[Saved data entries]
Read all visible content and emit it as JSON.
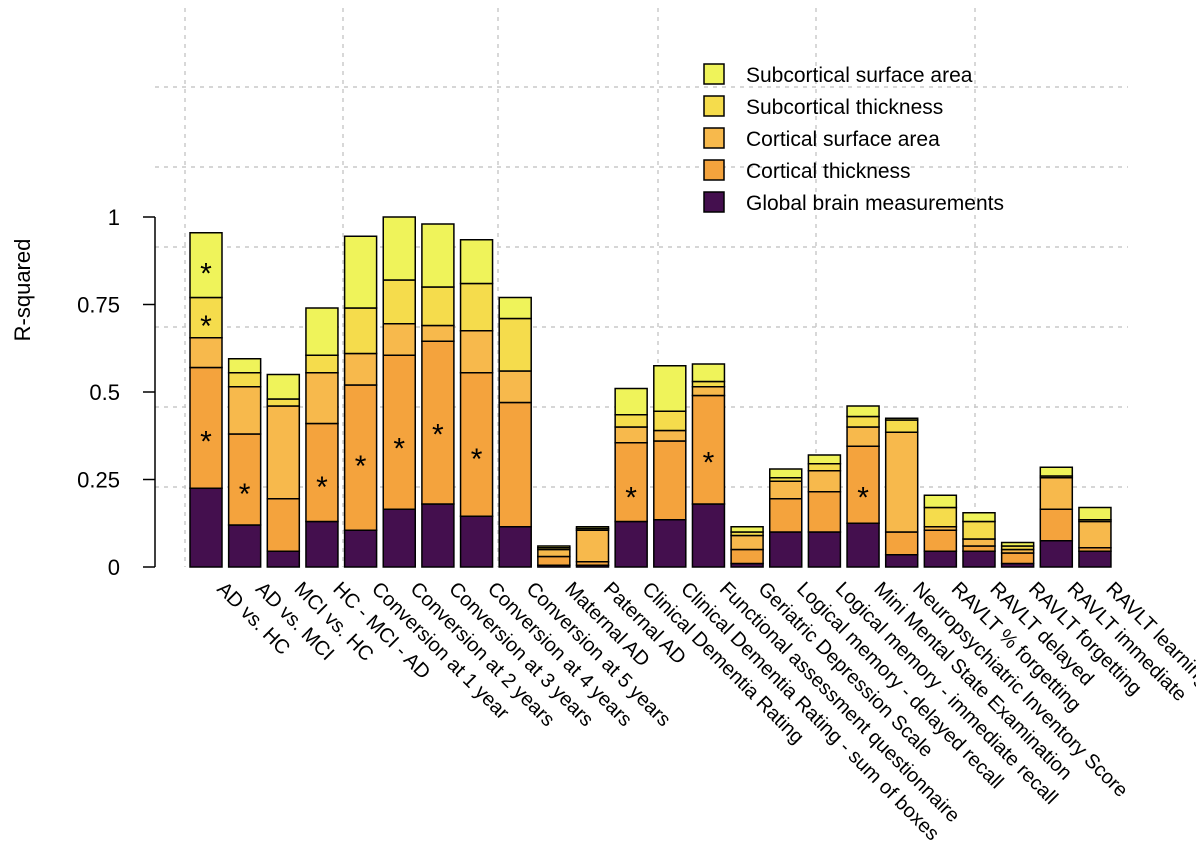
{
  "chart_data": {
    "type": "bar",
    "stacked": true,
    "title": "",
    "xlabel": "",
    "ylabel": "R-squared",
    "ylim": [
      0,
      1
    ],
    "yticks": [
      0,
      0.25,
      0.5,
      0.75,
      1
    ],
    "ytick_labels": [
      "0",
      "0.25",
      "0.5",
      "0.75",
      "1"
    ],
    "grid": true,
    "legend_position": "top-right",
    "categories": [
      "AD vs. HC",
      "AD vs. MCI",
      "MCI vs. HC",
      "HC - MCI - AD",
      "Conversion at 1 year",
      "Conversion at 2 years",
      "Conversion at 3 years",
      "Conversion at 4 years",
      "Conversion at 5 years",
      "Maternal AD",
      "Paternal AD",
      "Clinical Dementia Rating",
      "Clinical Dementia Rating - sum of boxes",
      "Functional assessment questionnaire",
      "Geriatric Depression Scale",
      "Logical memory - delayed recall",
      "Logical memory - immediate recall",
      "Mini Mental State Examination",
      "Neuropsychiatric Inventory Score",
      "RAVLT % forgetting",
      "RAVLT delayed",
      "RAVLT forgetting",
      "RAVLT immediate",
      "RAVLT learning"
    ],
    "series": [
      {
        "name": "Global brain measurements",
        "color": "#440f4e",
        "values": [
          0.225,
          0.12,
          0.045,
          0.13,
          0.105,
          0.165,
          0.18,
          0.145,
          0.115,
          0.005,
          0.005,
          0.13,
          0.135,
          0.18,
          0.01,
          0.1,
          0.1,
          0.125,
          0.035,
          0.045,
          0.045,
          0.01,
          0.075,
          0.045
        ]
      },
      {
        "name": "Cortical thickness",
        "color": "#f4a33d",
        "values": [
          0.345,
          0.26,
          0.15,
          0.28,
          0.415,
          0.44,
          0.465,
          0.41,
          0.355,
          0.025,
          0.01,
          0.225,
          0.225,
          0.31,
          0.04,
          0.095,
          0.115,
          0.22,
          0.065,
          0.06,
          0.015,
          0.03,
          0.09,
          0.01
        ]
      },
      {
        "name": "Cortical surface area",
        "color": "#f7b94c",
        "values": [
          0.085,
          0.135,
          0.265,
          0.145,
          0.09,
          0.09,
          0.045,
          0.12,
          0.09,
          0.02,
          0.09,
          0.045,
          0.03,
          0.025,
          0.04,
          0.05,
          0.06,
          0.055,
          0.285,
          0.01,
          0.02,
          0.01,
          0.09,
          0.075
        ]
      },
      {
        "name": "Subcortical thickness",
        "color": "#f5dc4c",
        "values": [
          0.115,
          0.04,
          0.02,
          0.05,
          0.13,
          0.125,
          0.11,
          0.135,
          0.15,
          0.005,
          0.005,
          0.035,
          0.055,
          0.015,
          0.01,
          0.01,
          0.02,
          0.03,
          0.035,
          0.055,
          0.05,
          0.01,
          0.005,
          0.005
        ]
      },
      {
        "name": "Subcortical surface area",
        "color": "#eff35a",
        "values": [
          0.185,
          0.04,
          0.07,
          0.135,
          0.205,
          0.18,
          0.18,
          0.125,
          0.06,
          0.005,
          0.005,
          0.075,
          0.13,
          0.05,
          0.015,
          0.025,
          0.025,
          0.03,
          0.005,
          0.035,
          0.025,
          0.01,
          0.025,
          0.035
        ]
      }
    ],
    "significance_marks": [
      {
        "category": 0,
        "value": 0.85,
        "label": "*"
      },
      {
        "category": 0,
        "value": 0.7,
        "label": "*"
      },
      {
        "category": 0,
        "value": 0.37,
        "label": "*"
      },
      {
        "category": 1,
        "value": 0.22,
        "label": "*"
      },
      {
        "category": 3,
        "value": 0.24,
        "label": "*"
      },
      {
        "category": 4,
        "value": 0.3,
        "label": "*"
      },
      {
        "category": 5,
        "value": 0.35,
        "label": "*"
      },
      {
        "category": 6,
        "value": 0.39,
        "label": "*"
      },
      {
        "category": 7,
        "value": 0.32,
        "label": "*"
      },
      {
        "category": 11,
        "value": 0.21,
        "label": "*"
      },
      {
        "category": 13,
        "value": 0.31,
        "label": "*"
      },
      {
        "category": 17,
        "value": 0.21,
        "label": "*"
      }
    ]
  }
}
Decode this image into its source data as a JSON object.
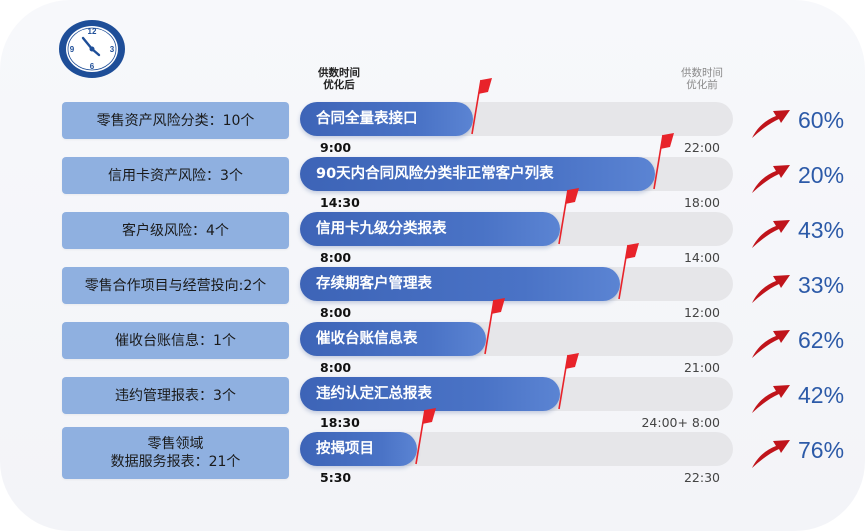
{
  "header": {
    "after_label": "供数时间\n优化后",
    "before_label": "供数时间\n优化前"
  },
  "rows": [
    {
      "category": "零售资产风险分类：10个",
      "report": "合同全量表接口",
      "after_time": "9:00",
      "before_time": "22:00",
      "improvement": "60%",
      "progress": 0.4
    },
    {
      "category": "信用卡资产风险：3个",
      "report": "90天内合同风险分类非正常客户列表",
      "after_time": "14:30",
      "before_time": "18:00",
      "improvement": "20%",
      "progress": 0.82
    },
    {
      "category": "客户级风险：4个",
      "report": "信用卡九级分类报表",
      "after_time": "8:00",
      "before_time": "14:00",
      "improvement": "43%",
      "progress": 0.6
    },
    {
      "category": "零售合作项目与经营投向:2个",
      "report": "存续期客户管理表",
      "after_time": "8:00",
      "before_time": "12:00",
      "improvement": "33%",
      "progress": 0.74
    },
    {
      "category": "催收台账信息：1个",
      "report": "催收台账信息表",
      "after_time": "8:00",
      "before_time": "21:00",
      "improvement": "62%",
      "progress": 0.43
    },
    {
      "category": "违约管理报表：3个",
      "report": "违约认定汇总报表",
      "after_time": "18:30",
      "before_time": "24:00+ 8:00",
      "improvement": "42%",
      "progress": 0.6
    },
    {
      "category": "零售领域\n数据服务报表：21个",
      "report": "按揭项目",
      "after_time": "5:30",
      "before_time": "22:30",
      "improvement": "76%",
      "progress": 0.27
    }
  ],
  "colors": {
    "bar": "#4470c4",
    "track": "#e6e6e9",
    "label_bg": "#8fb0e0",
    "flag": "#e8232a",
    "arrow": "#c0141b",
    "percent": "#2c5aa8"
  },
  "icons": {
    "clock": "clock-icon",
    "flag": "red-flag-icon",
    "arrow": "up-curved-arrow-icon"
  }
}
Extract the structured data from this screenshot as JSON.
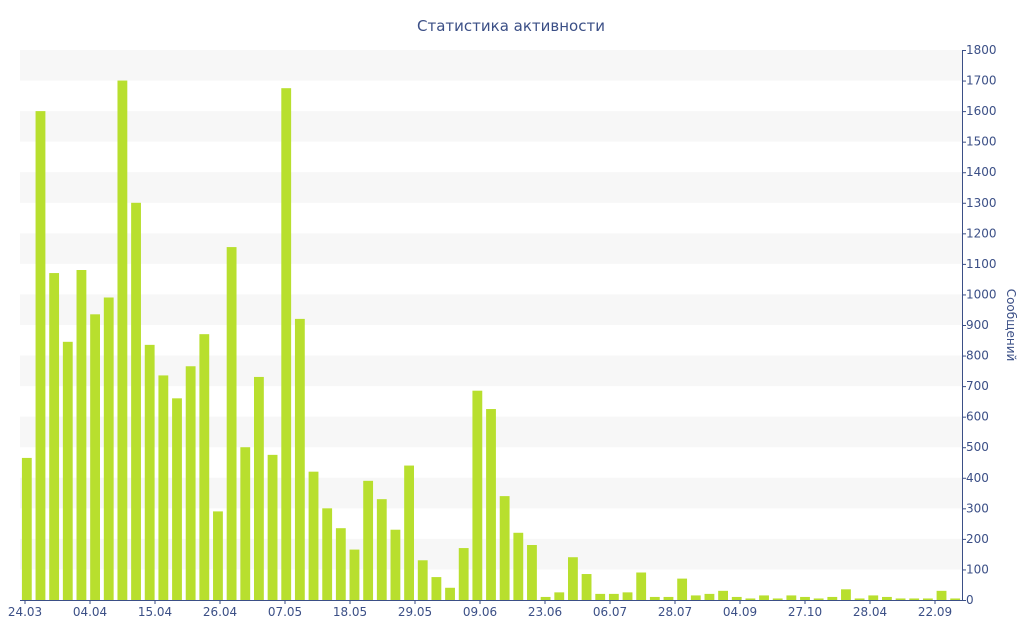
{
  "chart_data": {
    "type": "bar",
    "title": "Статистика активности",
    "xlabel": "",
    "ylabel": "Сообщений",
    "ylim": [
      0,
      1800
    ],
    "y_ticks": [
      0,
      100,
      200,
      300,
      400,
      500,
      600,
      700,
      800,
      900,
      1000,
      1100,
      1200,
      1300,
      1400,
      1500,
      1600,
      1700,
      1800
    ],
    "y_axis_side": "right",
    "x_tick_labels": [
      "24.03",
      "04.04",
      "15.04",
      "26.04",
      "07.05",
      "18.05",
      "29.05",
      "09.06",
      "23.06",
      "06.07",
      "28.07",
      "04.09",
      "27.10",
      "28.04",
      "22.09"
    ],
    "grid": "alternating horizontal bands",
    "bar_color": "#b8df2e",
    "band_color": "#f7f7f7",
    "text_color": "#3b4f86",
    "values": [
      465,
      1600,
      1070,
      845,
      1080,
      935,
      990,
      1700,
      1300,
      835,
      735,
      660,
      765,
      870,
      290,
      1155,
      500,
      730,
      475,
      1675,
      920,
      420,
      300,
      235,
      165,
      390,
      330,
      230,
      440,
      130,
      75,
      40,
      170,
      685,
      625,
      340,
      220,
      180,
      10,
      25,
      140,
      85,
      20,
      20,
      25,
      90,
      10,
      10,
      70,
      15,
      20,
      30,
      10,
      5,
      15,
      5,
      15,
      10,
      5,
      10,
      35,
      5,
      15,
      10,
      5,
      5,
      5,
      30,
      5
    ]
  }
}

Your objective: What is the number of lines that hold the string "Dementia"? Reply with that number alone.

Answer for the task: 2